# [Written task]
Copy every line of the material below word for word.

===== Source material =====

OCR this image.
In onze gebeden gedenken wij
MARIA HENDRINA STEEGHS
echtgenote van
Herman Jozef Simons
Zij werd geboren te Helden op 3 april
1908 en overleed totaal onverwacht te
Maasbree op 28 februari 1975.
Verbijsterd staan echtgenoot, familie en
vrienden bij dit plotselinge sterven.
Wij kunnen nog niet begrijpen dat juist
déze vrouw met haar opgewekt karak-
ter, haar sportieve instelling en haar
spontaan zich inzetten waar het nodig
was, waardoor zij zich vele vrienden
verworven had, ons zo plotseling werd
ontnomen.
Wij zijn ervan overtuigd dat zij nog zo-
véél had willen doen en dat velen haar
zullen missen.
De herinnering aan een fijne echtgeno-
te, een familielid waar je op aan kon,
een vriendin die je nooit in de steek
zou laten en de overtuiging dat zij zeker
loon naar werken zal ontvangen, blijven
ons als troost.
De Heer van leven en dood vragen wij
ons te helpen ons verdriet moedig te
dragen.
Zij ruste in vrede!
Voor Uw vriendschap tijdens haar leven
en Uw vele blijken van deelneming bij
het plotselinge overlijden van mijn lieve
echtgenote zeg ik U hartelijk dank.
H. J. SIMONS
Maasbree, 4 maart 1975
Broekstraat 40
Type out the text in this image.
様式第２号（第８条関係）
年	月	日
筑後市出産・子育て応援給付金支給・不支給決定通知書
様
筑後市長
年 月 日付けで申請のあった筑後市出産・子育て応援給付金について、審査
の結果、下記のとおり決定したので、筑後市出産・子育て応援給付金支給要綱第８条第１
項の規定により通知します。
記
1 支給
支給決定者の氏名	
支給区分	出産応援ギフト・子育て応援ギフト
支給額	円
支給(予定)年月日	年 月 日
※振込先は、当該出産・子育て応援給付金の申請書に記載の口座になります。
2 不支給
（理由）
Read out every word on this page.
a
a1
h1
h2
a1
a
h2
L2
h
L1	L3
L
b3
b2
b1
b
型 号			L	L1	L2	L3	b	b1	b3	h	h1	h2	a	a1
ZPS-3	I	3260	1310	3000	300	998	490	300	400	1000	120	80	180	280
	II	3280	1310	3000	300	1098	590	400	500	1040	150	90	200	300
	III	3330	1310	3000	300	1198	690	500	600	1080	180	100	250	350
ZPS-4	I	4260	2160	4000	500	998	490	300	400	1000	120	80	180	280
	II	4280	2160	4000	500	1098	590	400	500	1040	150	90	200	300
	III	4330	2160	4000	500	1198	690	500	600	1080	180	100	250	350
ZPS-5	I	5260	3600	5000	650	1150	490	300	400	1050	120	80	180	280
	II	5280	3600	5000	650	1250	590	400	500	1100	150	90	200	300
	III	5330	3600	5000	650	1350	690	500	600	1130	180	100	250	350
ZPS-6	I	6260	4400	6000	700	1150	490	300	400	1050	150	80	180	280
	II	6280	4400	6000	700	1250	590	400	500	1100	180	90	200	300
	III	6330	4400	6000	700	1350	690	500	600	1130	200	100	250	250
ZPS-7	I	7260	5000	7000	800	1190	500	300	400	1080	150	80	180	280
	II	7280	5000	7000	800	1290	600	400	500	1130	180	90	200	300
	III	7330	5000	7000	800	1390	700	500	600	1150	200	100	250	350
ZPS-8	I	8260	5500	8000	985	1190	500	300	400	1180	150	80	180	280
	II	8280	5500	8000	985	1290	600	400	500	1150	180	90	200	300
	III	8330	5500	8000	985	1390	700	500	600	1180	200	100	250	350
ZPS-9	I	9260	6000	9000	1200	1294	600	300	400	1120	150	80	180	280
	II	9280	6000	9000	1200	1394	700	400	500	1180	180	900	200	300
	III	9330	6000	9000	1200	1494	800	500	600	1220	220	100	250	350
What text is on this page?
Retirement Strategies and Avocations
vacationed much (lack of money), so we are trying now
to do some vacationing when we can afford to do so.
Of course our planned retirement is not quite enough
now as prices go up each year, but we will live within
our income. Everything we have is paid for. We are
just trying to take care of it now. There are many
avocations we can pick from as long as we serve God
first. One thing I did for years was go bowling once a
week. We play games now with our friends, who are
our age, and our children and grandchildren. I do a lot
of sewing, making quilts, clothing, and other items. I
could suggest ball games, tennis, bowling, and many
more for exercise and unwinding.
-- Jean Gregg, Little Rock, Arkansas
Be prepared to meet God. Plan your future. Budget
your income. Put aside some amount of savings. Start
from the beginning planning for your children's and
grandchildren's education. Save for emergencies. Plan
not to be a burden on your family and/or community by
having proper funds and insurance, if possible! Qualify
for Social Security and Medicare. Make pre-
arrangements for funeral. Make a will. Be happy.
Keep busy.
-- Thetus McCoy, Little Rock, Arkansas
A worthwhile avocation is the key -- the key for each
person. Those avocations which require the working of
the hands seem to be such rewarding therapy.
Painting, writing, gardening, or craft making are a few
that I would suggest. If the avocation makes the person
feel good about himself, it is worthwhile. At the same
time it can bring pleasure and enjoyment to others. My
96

=====

# [Completed task]
OCR this image.
In onze gebeden gedenken wij
MARIA HENDRINA STEEGHS
echtgenote van
Herman Jozef Simons
Zij werd geboren te Helden op 3 april
1908 en overleed totaal onverwacht te
Maasbree op 28 februari 1975.
Verbijsterd staan echtgenoot, familie en
vrienden bij dit plotselinge sterven.
Wij kunnen nog niet begrijpen dat juist
déze vrouw met haar opgewekt karak-
ter, haar sportieve instelling en haar
spontaan zich inzetten waar het nodig
was, waardoor zij zich vele vrienden
verworven had, ons zo plotseling werd
ontnomen.
Wij zijn ervan overtuigd dat zij nog zo-
véél had willen doen en dat velen haar
zullen missen.
De herinnering aan een fijne echtgeno-
te, een familielid waar je op aan kon,
een vriendin die je nooit in de steek
zou laten en de overtuiging dat zij zeker
loon naar werken zal ontvangen, blijven
ons als troost.
De Heer van leven en dood vragen wij
ons te helpen ons verdriet moedig te
dragen.
Zij ruste in vrede!
Voor Uw vriendschap tijdens haar leven
en Uw vele blijken van deelneming bij
het plotselinge overlijden van mijn lieve
echtgenote zeg ik U hartelijk dank.
H. J. SIMONS
Maasbree, 4 maart 1975
Broekstraat 40
Type out the text in this image.
様式第２号（第８条関係）
年	月	日
筑後市出産・子育て応援給付金支給・不支給決定通知書
様
筑後市長
年 月 日付けで申請のあった筑後市出産・子育て応援給付金について、審査
の結果、下記のとおり決定したので、筑後市出産・子育て応援給付金支給要綱第８条第１
項の規定により通知します。
記
1 支給
支給決定者の氏名	
支給区分	出産応援ギフト・子育て応援ギフト
支給額	円
支給(予定)年月日	年 月 日
※振込先は、当該出産・子育て応援給付金の申請書に記載の口座になります。
2 不支給
（理由）
Read out every word on this page.
a
a1
h1
h2
a1
a
h2
L2
h
L1	L3
L
b3
b2
b1
b
型 号			L	L1	L2	L3	b	b1	b3	h	h1	h2	a	a1
ZPS-3	I	3260	1310	3000	300	998	490	300	400	1000	120	80	180	280
	II	3280	1310	3000	300	1098	590	400	500	1040	150	90	200	300
	III	3330	1310	3000	300	1198	690	500	600	1080	180	100	250	350
ZPS-4	I	4260	2160	4000	500	998	490	300	400	1000	120	80	180	280
	II	4280	2160	4000	500	1098	590	400	500	1040	150	90	200	300
	III	4330	2160	4000	500	1198	690	500	600	1080	180	100	250	350
ZPS-5	I	5260	3600	5000	650	1150	490	300	400	1050	120	80	180	280
	II	5280	3600	5000	650	1250	590	400	500	1100	150	90	200	300
	III	5330	3600	5000	650	1350	690	500	600	1130	180	100	250	350
ZPS-6	I	6260	4400	6000	700	1150	490	300	400	1050	150	80	180	280
	II	6280	4400	6000	700	1250	590	400	500	1100	180	90	200	300
	III	6330	4400	6000	700	1350	690	500	600	1130	200	100	250	250
ZPS-7	I	7260	5000	7000	800	1190	500	300	400	1080	150	80	180	280
	II	7280	5000	7000	800	1290	600	400	500	1130	180	90	200	300
	III	7330	5000	7000	800	1390	700	500	600	1150	200	100	250	350
ZPS-8	I	8260	5500	8000	985	1190	500	300	400	1180	150	80	180	280
	II	8280	5500	8000	985	1290	600	400	500	1150	180	90	200	300
	III	8330	5500	8000	985	1390	700	500	600	1180	200	100	250	350
ZPS-9	I	9260	6000	9000	1200	1294	600	300	400	1120	150	80	180	280
	II	9280	6000	9000	1200	1394	700	400	500	1180	180	900	200	300
	III	9330	6000	9000	1200	1494	800	500	600	1220	220	100	250	350
What text is on this page?
Retirement Strategies and Avocations
vacationed much (lack of money), so we are trying now
to do some vacationing when we can afford to do so.
Of course our planned retirement is not quite enough
now as prices go up each year, but we will live within
our income. Everything we have is paid for. We are
just trying to take care of it now. There are many
avocations we can pick from as long as we serve God
first. One thing I did for years was go bowling once a
week. We play games now with our friends, who are
our age, and our children and grandchildren. I do a lot
of sewing, making quilts, clothing, and other items. I
could suggest ball games, tennis, bowling, and many
more for exercise and unwinding.
-- Jean Gregg, Little Rock, Arkansas
Be prepared to meet God. Plan your future. Budget
your income. Put aside some amount of savings. Start
from the beginning planning for your children's and
grandchildren's education. Save for emergencies. Plan
not to be a burden on your family and/or community by
having proper funds and insurance, if possible! Qualify
for Social Security and Medicare. Make pre-
arrangements for funeral. Make a will. Be happy.
Keep busy.
-- Thetus McCoy, Little Rock, Arkansas
A worthwhile avocation is the key -- the key for each
person. Those avocations which require the working of
the hands seem to be such rewarding therapy.
Painting, writing, gardening, or craft making are a few
that I would suggest. If the avocation makes the person
feel good about himself, it is worthwhile. At the same
time it can bring pleasure and enjoyment to others. My
96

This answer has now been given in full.